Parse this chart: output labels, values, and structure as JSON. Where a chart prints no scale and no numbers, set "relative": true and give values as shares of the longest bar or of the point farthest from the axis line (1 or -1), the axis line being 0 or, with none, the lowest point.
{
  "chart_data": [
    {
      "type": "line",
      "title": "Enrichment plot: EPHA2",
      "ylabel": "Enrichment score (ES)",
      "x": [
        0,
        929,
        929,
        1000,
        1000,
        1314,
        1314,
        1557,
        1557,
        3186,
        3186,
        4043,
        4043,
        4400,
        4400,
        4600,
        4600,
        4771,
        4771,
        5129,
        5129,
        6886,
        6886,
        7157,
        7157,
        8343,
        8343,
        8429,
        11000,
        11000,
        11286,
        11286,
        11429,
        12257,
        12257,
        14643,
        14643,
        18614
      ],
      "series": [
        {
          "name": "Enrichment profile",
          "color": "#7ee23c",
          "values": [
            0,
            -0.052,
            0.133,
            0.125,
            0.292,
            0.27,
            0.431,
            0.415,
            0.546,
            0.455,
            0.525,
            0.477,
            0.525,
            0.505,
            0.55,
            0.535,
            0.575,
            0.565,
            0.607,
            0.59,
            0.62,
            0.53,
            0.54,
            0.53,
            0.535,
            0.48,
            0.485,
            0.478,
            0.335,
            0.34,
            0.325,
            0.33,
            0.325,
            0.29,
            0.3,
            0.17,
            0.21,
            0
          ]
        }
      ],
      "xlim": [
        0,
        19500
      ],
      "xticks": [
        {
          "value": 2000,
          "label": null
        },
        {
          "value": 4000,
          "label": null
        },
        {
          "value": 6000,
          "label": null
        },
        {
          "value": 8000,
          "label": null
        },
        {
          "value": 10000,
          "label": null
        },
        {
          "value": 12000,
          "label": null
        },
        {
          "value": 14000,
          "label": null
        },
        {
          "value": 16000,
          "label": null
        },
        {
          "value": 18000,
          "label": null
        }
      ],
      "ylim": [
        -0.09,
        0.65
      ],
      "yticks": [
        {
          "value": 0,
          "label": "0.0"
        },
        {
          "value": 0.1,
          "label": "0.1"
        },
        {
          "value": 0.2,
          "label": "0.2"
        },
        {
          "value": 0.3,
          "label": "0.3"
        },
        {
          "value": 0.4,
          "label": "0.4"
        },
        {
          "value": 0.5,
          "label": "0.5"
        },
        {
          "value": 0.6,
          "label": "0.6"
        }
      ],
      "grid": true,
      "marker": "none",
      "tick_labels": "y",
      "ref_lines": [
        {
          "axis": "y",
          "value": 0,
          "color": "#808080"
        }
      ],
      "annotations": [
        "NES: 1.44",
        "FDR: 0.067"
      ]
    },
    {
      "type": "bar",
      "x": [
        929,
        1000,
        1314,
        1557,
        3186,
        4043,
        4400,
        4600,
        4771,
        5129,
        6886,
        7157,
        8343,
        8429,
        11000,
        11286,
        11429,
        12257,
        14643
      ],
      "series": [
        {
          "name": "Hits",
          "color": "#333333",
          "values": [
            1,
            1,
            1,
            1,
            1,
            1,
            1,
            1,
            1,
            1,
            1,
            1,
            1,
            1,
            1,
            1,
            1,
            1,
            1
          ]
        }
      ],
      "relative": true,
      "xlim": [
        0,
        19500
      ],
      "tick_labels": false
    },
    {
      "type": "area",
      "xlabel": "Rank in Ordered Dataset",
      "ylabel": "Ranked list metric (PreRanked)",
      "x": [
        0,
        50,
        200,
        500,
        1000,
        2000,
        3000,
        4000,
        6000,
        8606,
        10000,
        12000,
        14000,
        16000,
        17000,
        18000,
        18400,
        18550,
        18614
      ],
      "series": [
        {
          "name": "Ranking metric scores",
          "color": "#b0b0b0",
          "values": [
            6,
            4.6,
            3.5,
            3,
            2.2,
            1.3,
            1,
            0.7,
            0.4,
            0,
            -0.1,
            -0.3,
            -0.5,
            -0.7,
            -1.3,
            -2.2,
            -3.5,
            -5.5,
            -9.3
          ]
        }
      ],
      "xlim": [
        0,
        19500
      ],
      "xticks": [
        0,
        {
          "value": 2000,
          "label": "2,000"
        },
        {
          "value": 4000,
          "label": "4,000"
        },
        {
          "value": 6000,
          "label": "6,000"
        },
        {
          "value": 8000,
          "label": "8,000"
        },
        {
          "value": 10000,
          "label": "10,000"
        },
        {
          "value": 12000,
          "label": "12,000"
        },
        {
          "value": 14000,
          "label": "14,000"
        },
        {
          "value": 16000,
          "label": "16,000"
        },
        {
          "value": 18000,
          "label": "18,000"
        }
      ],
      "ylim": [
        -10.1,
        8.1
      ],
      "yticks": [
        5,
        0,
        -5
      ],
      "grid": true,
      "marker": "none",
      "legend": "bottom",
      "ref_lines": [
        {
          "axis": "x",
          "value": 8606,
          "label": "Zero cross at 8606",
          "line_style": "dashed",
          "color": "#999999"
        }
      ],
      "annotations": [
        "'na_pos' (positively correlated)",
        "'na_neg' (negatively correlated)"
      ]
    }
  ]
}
☆ ☆ ☆
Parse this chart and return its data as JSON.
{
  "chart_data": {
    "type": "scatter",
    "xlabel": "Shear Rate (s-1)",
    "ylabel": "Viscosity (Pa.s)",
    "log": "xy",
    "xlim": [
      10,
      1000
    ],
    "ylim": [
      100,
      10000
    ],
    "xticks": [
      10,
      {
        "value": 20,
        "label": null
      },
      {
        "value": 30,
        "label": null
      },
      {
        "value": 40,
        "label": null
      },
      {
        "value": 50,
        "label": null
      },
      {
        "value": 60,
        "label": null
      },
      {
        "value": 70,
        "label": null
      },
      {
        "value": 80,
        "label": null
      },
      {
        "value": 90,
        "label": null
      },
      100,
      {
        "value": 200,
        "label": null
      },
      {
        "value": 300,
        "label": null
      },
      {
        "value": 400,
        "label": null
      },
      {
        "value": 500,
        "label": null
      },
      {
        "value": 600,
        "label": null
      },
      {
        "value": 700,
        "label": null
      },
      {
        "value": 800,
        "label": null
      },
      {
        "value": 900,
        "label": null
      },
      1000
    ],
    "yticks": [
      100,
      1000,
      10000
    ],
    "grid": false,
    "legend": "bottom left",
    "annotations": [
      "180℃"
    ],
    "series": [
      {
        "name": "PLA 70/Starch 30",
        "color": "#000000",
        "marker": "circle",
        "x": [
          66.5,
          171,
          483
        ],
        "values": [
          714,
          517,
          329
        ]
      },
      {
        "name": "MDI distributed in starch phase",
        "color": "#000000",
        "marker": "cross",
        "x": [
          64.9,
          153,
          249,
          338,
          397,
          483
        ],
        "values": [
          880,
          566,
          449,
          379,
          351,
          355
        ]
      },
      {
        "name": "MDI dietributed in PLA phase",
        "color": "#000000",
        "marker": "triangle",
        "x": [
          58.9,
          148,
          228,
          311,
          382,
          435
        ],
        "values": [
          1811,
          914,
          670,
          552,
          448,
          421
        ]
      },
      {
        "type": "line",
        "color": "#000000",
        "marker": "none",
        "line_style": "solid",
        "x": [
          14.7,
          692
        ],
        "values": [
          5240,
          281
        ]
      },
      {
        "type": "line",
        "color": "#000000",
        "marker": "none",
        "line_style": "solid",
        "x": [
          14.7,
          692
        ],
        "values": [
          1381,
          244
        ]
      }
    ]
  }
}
☆ ☆ ☆
> **WHAT TO DO**: Search the data above for lines holding "metric" and copy each of them.

> **EXERCISE RESULT**:
      "ylabel": "Ranked list metric (PreRanked)",
          "name": "Ranking metric scores",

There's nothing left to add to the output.